§ DATA SUPPLIED
▽

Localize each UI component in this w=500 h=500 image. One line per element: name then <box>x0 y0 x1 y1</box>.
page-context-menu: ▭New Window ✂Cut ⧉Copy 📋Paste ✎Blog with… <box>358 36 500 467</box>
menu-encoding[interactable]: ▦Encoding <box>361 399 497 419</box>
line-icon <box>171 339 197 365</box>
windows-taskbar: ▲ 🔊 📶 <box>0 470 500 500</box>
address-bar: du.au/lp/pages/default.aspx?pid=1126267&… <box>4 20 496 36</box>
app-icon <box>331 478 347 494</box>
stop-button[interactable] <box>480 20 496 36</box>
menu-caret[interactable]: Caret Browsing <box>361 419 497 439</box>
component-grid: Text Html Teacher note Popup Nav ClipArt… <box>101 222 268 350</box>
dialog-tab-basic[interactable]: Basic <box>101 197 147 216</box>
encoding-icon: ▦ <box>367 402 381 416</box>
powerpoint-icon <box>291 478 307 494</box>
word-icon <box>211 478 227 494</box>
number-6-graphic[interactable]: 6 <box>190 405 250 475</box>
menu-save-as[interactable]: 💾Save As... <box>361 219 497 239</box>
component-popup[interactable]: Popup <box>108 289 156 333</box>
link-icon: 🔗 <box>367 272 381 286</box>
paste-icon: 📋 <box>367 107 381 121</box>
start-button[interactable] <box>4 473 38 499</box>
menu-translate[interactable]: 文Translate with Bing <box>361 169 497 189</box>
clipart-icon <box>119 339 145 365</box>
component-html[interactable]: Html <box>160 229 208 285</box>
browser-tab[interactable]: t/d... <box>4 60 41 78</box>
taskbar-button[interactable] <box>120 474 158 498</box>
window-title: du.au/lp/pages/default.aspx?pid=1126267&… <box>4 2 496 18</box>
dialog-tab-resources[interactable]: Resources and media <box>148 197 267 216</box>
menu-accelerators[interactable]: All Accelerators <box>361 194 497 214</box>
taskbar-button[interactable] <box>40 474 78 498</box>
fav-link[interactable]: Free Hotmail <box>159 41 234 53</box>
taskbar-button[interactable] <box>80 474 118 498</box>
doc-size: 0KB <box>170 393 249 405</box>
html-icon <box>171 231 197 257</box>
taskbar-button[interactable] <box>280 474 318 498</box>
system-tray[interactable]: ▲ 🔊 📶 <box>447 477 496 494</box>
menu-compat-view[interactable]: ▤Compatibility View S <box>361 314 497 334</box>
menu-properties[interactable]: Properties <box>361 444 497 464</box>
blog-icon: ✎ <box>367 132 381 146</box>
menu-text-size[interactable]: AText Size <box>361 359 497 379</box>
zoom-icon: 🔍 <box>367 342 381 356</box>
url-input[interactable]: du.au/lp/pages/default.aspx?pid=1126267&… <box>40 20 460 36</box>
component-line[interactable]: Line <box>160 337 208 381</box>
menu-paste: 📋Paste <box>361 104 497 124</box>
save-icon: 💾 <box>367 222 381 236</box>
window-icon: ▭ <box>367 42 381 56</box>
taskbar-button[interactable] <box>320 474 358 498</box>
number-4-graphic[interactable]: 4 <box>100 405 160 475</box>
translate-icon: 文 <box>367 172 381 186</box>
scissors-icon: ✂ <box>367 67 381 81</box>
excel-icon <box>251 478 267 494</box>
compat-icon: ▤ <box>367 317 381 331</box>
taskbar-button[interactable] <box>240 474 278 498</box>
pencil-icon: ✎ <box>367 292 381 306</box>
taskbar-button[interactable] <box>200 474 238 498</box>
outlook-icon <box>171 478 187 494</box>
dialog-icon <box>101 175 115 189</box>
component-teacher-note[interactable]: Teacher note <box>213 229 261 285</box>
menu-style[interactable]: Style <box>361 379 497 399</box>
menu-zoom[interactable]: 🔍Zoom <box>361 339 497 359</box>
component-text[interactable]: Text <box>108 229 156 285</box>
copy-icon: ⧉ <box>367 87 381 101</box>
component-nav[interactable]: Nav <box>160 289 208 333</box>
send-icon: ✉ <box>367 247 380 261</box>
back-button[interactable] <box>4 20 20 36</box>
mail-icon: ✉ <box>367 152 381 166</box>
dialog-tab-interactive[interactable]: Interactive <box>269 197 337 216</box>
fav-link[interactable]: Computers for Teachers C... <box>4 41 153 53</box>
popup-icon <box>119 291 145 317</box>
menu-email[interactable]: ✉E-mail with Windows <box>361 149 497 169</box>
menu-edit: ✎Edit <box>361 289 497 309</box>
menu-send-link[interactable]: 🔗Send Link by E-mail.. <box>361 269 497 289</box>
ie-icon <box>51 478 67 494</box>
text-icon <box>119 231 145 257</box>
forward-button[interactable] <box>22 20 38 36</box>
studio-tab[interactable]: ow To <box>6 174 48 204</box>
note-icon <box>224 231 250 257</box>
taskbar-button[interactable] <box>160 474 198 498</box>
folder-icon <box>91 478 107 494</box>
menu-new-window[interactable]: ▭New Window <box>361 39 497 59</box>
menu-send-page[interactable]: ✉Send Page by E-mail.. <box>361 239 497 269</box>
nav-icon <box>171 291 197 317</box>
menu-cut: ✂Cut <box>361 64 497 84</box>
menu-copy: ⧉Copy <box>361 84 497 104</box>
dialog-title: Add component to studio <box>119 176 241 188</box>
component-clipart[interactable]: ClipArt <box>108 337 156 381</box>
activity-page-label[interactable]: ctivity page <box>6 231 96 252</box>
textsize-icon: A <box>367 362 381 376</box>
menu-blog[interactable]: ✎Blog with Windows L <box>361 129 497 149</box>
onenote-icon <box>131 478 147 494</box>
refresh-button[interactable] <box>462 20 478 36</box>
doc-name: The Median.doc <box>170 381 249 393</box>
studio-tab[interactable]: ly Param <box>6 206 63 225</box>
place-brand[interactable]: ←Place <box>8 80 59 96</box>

△

§ YOUR GOAL
Copy out every line of the listing above, word for word and in the same order.

§ OUTPUT
Localize each UI component in this w=500 h=500 image. One line per element: name then <box>x0 y0 x1 y1</box>.
page-context-menu: ▭New Window ✂Cut ⧉Copy 📋Paste ✎Blog with… <box>358 36 500 467</box>
menu-encoding[interactable]: ▦Encoding <box>361 399 497 419</box>
line-icon <box>171 339 197 365</box>
windows-taskbar: ▲ 🔊 📶 <box>0 470 500 500</box>
address-bar: du.au/lp/pages/default.aspx?pid=1126267&… <box>4 20 496 36</box>
app-icon <box>331 478 347 494</box>
stop-button[interactable] <box>480 20 496 36</box>
menu-caret[interactable]: Caret Browsing <box>361 419 497 439</box>
component-grid: Text Html Teacher note Popup Nav ClipArt… <box>101 222 268 350</box>
dialog-tab-basic[interactable]: Basic <box>101 197 147 216</box>
encoding-icon: ▦ <box>367 402 381 416</box>
powerpoint-icon <box>291 478 307 494</box>
word-icon <box>211 478 227 494</box>
number-6-graphic[interactable]: 6 <box>190 405 250 475</box>
menu-save-as[interactable]: 💾Save As... <box>361 219 497 239</box>
component-popup[interactable]: Popup <box>108 289 156 333</box>
link-icon: 🔗 <box>367 272 381 286</box>
paste-icon: 📋 <box>367 107 381 121</box>
start-button[interactable] <box>4 473 38 499</box>
menu-translate[interactable]: 文Translate with Bing <box>361 169 497 189</box>
clipart-icon <box>119 339 145 365</box>
component-html[interactable]: Html <box>160 229 208 285</box>
browser-tab[interactable]: t/d... <box>4 60 41 78</box>
taskbar-button[interactable] <box>120 474 158 498</box>
window-title: du.au/lp/pages/default.aspx?pid=1126267&… <box>4 2 496 18</box>
dialog-tab-resources[interactable]: Resources and media <box>148 197 267 216</box>
menu-accelerators[interactable]: All Accelerators <box>361 194 497 214</box>
taskbar-button[interactable] <box>40 474 78 498</box>
fav-link[interactable]: Free Hotmail <box>159 41 234 53</box>
taskbar-button[interactable] <box>80 474 118 498</box>
doc-size: 0KB <box>170 393 249 405</box>
html-icon <box>171 231 197 257</box>
taskbar-button[interactable] <box>280 474 318 498</box>
system-tray[interactable]: ▲ 🔊 📶 <box>447 477 496 494</box>
menu-compat-view[interactable]: ▤Compatibility View S <box>361 314 497 334</box>
menu-properties[interactable]: Properties <box>361 444 497 464</box>
blog-icon: ✎ <box>367 132 381 146</box>
menu-text-size[interactable]: AText Size <box>361 359 497 379</box>
zoom-icon: 🔍 <box>367 342 381 356</box>
url-input[interactable]: du.au/lp/pages/default.aspx?pid=1126267&… <box>40 20 460 36</box>
component-line[interactable]: Line <box>160 337 208 381</box>
menu-paste: 📋Paste <box>361 104 497 124</box>
save-icon: 💾 <box>367 222 381 236</box>
window-icon: ▭ <box>367 42 381 56</box>
taskbar-button[interactable] <box>320 474 358 498</box>
number-4-graphic[interactable]: 4 <box>100 405 160 475</box>
translate-icon: 文 <box>367 172 381 186</box>
scissors-icon: ✂ <box>367 67 381 81</box>
excel-icon <box>251 478 267 494</box>
compat-icon: ▤ <box>367 317 381 331</box>
taskbar-button[interactable] <box>240 474 278 498</box>
pencil-icon: ✎ <box>367 292 381 306</box>
taskbar-button[interactable] <box>200 474 238 498</box>
outlook-icon <box>171 478 187 494</box>
dialog-icon <box>101 175 115 189</box>
component-teacher-note[interactable]: Teacher note <box>213 229 261 285</box>
menu-style[interactable]: Style <box>361 379 497 399</box>
menu-zoom[interactable]: 🔍Zoom <box>361 339 497 359</box>
component-text[interactable]: Text <box>108 229 156 285</box>
copy-icon: ⧉ <box>367 87 381 101</box>
component-nav[interactable]: Nav <box>160 289 208 333</box>
send-icon: ✉ <box>367 247 380 261</box>
back-button[interactable] <box>4 20 20 36</box>
mail-icon: ✉ <box>367 152 381 166</box>
dialog-tab-interactive[interactable]: Interactive <box>269 197 337 216</box>
fav-link[interactable]: Computers for Teachers C... <box>4 41 153 53</box>
popup-icon <box>119 291 145 317</box>
menu-email[interactable]: ✉E-mail with Windows <box>361 149 497 169</box>
menu-edit: ✎Edit <box>361 289 497 309</box>
menu-send-link[interactable]: 🔗Send Link by E-mail.. <box>361 269 497 289</box>
ie-icon <box>51 478 67 494</box>
text-icon <box>119 231 145 257</box>
forward-button[interactable] <box>22 20 38 36</box>
studio-tab[interactable]: ow To <box>6 174 48 204</box>
note-icon <box>224 231 250 257</box>
taskbar-button[interactable] <box>160 474 198 498</box>
folder-icon <box>91 478 107 494</box>
menu-new-window[interactable]: ▭New Window <box>361 39 497 59</box>
menu-send-page[interactable]: ✉Send Page by E-mail.. <box>361 239 497 269</box>
nav-icon <box>171 291 197 317</box>
menu-cut: ✂Cut <box>361 64 497 84</box>
menu-copy: ⧉Copy <box>361 84 497 104</box>
dialog-title: Add component to studio <box>119 176 241 188</box>
component-clipart[interactable]: ClipArt <box>108 337 156 381</box>
activity-page-label[interactable]: ctivity page <box>6 231 96 252</box>
textsize-icon: A <box>367 362 381 376</box>
menu-blog[interactable]: ✎Blog with Windows L <box>361 129 497 149</box>
onenote-icon <box>131 478 147 494</box>
refresh-button[interactable] <box>462 20 478 36</box>
doc-name: The Median.doc <box>170 381 249 393</box>
studio-tab[interactable]: ly Param <box>6 206 63 225</box>
place-brand[interactable]: ←Place <box>8 80 59 96</box>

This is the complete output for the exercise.